(Excerpt from a dataset)
---

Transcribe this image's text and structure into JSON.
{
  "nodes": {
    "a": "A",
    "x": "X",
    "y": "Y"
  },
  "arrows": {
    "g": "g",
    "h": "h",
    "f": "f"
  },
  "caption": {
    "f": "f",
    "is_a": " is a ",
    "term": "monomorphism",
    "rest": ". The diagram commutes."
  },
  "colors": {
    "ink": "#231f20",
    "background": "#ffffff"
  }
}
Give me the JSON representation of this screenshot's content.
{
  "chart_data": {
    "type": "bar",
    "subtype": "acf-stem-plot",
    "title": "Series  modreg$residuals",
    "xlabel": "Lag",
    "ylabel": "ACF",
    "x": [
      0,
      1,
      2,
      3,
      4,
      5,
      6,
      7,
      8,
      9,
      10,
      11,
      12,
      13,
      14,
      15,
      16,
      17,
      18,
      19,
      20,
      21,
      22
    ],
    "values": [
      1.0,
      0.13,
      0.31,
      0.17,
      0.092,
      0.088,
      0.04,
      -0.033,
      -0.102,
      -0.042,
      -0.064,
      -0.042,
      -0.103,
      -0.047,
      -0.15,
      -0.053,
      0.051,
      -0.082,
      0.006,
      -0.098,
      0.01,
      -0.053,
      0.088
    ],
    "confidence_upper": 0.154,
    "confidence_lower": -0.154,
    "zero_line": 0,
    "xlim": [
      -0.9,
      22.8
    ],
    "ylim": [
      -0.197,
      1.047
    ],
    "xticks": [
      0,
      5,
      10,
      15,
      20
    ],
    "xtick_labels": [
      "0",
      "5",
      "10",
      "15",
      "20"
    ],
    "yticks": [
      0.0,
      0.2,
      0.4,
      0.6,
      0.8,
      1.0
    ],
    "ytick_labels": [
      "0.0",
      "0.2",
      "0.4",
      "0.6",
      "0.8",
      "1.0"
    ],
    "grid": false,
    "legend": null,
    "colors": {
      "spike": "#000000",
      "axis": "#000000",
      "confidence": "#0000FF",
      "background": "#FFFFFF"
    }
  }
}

---

**Task details**
Collect the complete line wherever the string "JSON" appears in the records.

**The reply**
Transcribe this image's text and structure into JSON.
Give me the JSON representation of this screenshot's content.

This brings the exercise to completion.